> THE TASK: Copy every line of the records below where the word "JSON" occurs.

> PROVIDED RECORDS:

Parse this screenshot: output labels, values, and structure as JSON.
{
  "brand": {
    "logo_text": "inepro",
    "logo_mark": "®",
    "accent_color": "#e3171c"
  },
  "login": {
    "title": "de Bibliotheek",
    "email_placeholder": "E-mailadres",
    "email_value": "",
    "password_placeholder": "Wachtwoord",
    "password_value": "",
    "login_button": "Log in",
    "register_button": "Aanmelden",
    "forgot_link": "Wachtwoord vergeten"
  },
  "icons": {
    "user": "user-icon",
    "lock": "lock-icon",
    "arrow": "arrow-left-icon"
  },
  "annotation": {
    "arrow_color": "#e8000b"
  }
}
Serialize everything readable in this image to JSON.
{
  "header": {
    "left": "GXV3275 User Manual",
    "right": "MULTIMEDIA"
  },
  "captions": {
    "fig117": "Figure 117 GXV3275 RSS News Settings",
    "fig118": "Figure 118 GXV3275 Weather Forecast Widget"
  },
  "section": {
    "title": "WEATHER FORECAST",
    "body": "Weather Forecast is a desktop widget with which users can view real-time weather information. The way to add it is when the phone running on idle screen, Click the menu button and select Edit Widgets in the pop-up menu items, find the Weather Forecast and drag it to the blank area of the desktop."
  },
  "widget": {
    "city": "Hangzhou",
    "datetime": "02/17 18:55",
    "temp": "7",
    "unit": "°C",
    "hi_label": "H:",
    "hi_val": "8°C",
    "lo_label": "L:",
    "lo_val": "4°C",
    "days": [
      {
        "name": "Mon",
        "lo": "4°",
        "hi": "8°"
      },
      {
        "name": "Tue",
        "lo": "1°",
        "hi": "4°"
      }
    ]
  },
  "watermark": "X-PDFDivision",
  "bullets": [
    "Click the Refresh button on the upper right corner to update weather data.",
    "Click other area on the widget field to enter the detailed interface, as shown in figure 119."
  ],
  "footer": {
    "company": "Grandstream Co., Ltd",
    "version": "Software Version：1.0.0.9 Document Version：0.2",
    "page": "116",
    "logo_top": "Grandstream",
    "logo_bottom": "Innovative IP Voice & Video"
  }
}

> FINISHED TASK:
Parse this screenshot: output labels, values, and structure as JSON.
Serialize everything readable in this image to JSON.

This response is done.